§ **Material for this exercise**
———
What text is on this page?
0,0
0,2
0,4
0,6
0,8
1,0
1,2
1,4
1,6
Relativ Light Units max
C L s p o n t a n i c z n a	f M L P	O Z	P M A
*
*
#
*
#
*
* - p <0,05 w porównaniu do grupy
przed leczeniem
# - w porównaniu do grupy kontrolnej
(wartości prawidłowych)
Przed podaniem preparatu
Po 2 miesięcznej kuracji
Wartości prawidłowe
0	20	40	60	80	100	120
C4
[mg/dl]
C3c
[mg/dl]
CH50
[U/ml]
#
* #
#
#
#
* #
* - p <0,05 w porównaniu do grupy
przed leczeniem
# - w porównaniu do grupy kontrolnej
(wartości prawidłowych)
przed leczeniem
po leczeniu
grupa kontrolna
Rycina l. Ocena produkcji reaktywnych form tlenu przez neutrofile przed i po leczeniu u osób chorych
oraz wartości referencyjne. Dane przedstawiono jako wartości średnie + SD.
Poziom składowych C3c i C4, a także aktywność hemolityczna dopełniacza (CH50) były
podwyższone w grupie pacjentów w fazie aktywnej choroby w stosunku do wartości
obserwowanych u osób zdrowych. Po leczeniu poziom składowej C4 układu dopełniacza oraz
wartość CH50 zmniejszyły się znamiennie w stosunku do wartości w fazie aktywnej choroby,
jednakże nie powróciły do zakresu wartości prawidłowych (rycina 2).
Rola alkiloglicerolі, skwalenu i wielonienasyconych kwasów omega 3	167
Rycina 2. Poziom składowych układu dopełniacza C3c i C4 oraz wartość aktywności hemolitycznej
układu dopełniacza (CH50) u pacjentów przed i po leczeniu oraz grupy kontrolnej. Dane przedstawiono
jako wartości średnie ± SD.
———
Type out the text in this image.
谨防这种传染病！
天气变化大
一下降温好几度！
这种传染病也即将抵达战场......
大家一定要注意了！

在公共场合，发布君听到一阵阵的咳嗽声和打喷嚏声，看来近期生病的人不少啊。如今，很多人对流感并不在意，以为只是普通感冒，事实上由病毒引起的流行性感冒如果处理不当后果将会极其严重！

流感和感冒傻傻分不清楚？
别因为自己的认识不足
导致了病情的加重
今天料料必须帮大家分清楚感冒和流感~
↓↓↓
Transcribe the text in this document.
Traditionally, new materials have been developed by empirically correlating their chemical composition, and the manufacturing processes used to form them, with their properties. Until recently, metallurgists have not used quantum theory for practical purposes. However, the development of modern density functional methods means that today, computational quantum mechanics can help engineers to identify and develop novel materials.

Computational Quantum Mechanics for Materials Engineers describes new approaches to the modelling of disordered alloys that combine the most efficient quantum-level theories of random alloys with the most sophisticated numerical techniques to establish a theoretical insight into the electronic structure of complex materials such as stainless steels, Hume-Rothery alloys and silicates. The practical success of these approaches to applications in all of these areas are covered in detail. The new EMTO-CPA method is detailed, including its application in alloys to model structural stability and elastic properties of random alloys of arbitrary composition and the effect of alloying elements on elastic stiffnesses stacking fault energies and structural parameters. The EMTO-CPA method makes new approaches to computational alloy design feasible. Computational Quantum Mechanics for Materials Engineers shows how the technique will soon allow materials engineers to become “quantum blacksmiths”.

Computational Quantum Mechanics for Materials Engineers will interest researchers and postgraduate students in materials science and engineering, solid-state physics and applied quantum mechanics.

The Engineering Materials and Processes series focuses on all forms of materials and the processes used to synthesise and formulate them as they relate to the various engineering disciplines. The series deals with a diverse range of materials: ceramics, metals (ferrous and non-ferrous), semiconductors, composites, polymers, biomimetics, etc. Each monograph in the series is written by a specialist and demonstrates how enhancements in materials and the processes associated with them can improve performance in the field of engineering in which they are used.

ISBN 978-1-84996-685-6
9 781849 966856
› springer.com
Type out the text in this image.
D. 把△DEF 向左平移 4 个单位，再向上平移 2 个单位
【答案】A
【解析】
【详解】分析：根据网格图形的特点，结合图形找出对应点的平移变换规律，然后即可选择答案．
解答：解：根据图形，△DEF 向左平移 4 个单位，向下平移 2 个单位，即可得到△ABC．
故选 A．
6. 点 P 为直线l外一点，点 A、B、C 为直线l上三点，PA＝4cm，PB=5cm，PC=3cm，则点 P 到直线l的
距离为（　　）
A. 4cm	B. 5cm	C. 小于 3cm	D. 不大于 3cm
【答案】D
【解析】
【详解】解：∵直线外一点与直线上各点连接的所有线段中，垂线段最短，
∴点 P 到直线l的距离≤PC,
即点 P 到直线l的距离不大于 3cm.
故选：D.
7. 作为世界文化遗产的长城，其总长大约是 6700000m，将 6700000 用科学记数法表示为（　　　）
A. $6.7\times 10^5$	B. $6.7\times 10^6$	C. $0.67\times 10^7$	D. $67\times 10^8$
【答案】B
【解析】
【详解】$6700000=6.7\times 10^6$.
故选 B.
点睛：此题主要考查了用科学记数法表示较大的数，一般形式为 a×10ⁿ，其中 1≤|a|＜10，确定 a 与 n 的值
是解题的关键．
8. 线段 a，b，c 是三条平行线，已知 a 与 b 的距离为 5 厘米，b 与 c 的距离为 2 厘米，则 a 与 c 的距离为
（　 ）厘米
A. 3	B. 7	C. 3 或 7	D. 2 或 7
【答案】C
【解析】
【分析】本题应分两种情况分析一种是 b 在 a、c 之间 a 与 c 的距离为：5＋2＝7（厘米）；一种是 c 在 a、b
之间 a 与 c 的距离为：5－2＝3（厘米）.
———
§ **Instructions to follow**
Read the lines above. Gather those in which the string "aktywnej" is found.

§ **Solution for this task**
podwyższone w grupie pacjentów w fazie aktywnej choroby w stosunku do wartości
wartość CH50 zmniejszyły się znamiennie w stosunku do wartości w fazie aktywnej choroby,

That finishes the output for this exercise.